TASK DETAILS: Write every record out again exactly as given.

[Records from a dataset]
%%
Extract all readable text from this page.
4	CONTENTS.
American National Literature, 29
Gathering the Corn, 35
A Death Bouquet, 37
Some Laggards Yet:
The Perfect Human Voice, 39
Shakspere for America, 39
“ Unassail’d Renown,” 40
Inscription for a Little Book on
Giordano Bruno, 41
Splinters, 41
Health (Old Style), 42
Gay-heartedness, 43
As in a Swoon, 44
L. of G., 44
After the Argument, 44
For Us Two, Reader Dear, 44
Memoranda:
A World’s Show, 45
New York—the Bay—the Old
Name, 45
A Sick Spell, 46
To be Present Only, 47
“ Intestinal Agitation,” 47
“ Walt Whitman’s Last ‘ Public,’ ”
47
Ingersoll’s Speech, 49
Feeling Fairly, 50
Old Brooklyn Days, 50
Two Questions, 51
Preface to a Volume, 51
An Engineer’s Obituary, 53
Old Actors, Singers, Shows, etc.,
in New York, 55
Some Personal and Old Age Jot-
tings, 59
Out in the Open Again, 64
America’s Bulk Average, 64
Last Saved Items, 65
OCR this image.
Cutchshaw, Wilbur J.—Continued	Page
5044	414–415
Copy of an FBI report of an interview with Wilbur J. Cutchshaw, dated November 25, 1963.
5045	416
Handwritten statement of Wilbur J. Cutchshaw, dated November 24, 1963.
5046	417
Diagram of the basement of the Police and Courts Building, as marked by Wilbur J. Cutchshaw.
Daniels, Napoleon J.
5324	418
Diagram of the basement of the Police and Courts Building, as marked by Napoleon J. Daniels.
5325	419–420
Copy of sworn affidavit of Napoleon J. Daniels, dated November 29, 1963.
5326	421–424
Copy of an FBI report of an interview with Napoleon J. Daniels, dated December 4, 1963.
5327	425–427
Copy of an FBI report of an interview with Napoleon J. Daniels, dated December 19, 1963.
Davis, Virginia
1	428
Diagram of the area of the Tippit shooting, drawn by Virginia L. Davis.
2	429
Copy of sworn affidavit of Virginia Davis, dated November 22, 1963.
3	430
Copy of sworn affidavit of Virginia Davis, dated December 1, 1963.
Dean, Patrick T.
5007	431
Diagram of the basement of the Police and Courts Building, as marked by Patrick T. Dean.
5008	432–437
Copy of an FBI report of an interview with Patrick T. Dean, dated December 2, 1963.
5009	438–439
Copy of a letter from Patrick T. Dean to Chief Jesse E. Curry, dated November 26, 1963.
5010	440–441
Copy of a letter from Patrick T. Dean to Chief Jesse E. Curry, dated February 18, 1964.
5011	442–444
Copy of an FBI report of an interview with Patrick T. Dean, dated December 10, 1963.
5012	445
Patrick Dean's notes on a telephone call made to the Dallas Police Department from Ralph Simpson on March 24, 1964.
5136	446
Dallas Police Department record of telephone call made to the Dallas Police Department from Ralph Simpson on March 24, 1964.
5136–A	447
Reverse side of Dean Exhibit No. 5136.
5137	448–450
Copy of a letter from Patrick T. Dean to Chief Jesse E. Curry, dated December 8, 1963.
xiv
%%
REPLY:
Extract all readable text from this page.
4	CONTENTS.
American National Literature, 29
Gathering the Corn, 35
A Death Bouquet, 37
Some Laggards Yet:
The Perfect Human Voice, 39
Shakspere for America, 39
“ Unassail’d Renown,” 40
Inscription for a Little Book on
Giordano Bruno, 41
Splinters, 41
Health (Old Style), 42
Gay-heartedness, 43
As in a Swoon, 44
L. of G., 44
After the Argument, 44
For Us Two, Reader Dear, 44
Memoranda:
A World’s Show, 45
New York—the Bay—the Old
Name, 45
A Sick Spell, 46
To be Present Only, 47
“ Intestinal Agitation,” 47
“ Walt Whitman’s Last ‘ Public,’ ”
47
Ingersoll’s Speech, 49
Feeling Fairly, 50
Old Brooklyn Days, 50
Two Questions, 51
Preface to a Volume, 51
An Engineer’s Obituary, 53
Old Actors, Singers, Shows, etc.,
in New York, 55
Some Personal and Old Age Jot-
tings, 59
Out in the Open Again, 64
America’s Bulk Average, 64
Last Saved Items, 65
OCR this image.
Cutchshaw, Wilbur J.—Continued	Page
5044	414–415
Copy of an FBI report of an interview with Wilbur J. Cutchshaw, dated November 25, 1963.
5045	416
Handwritten statement of Wilbur J. Cutchshaw, dated November 24, 1963.
5046	417
Diagram of the basement of the Police and Courts Building, as marked by Wilbur J. Cutchshaw.
Daniels, Napoleon J.
5324	418
Diagram of the basement of the Police and Courts Building, as marked by Napoleon J. Daniels.
5325	419–420
Copy of sworn affidavit of Napoleon J. Daniels, dated November 29, 1963.
5326	421–424
Copy of an FBI report of an interview with Napoleon J. Daniels, dated December 4, 1963.
5327	425–427
Copy of an FBI report of an interview with Napoleon J. Daniels, dated December 19, 1963.
Davis, Virginia
1	428
Diagram of the area of the Tippit shooting, drawn by Virginia L. Davis.
2	429
Copy of sworn affidavit of Virginia Davis, dated November 22, 1963.
3	430
Copy of sworn affidavit of Virginia Davis, dated December 1, 1963.
Dean, Patrick T.
5007	431
Diagram of the basement of the Police and Courts Building, as marked by Patrick T. Dean.
5008	432–437
Copy of an FBI report of an interview with Patrick T. Dean, dated December 2, 1963.
5009	438–439
Copy of a letter from Patrick T. Dean to Chief Jesse E. Curry, dated November 26, 1963.
5010	440–441
Copy of a letter from Patrick T. Dean to Chief Jesse E. Curry, dated February 18, 1964.
5011	442–444
Copy of an FBI report of an interview with Patrick T. Dean, dated December 10, 1963.
5012	445
Patrick Dean's notes on a telephone call made to the Dallas Police Department from Ralph Simpson on March 24, 1964.
5136	446
Dallas Police Department record of telephone call made to the Dallas Police Department from Ralph Simpson on March 24, 1964.
5136–A	447
Reverse side of Dean Exhibit No. 5136.
5137	448–450
Copy of a letter from Patrick T. Dean to Chief Jesse E. Curry, dated December 8, 1963.
xiv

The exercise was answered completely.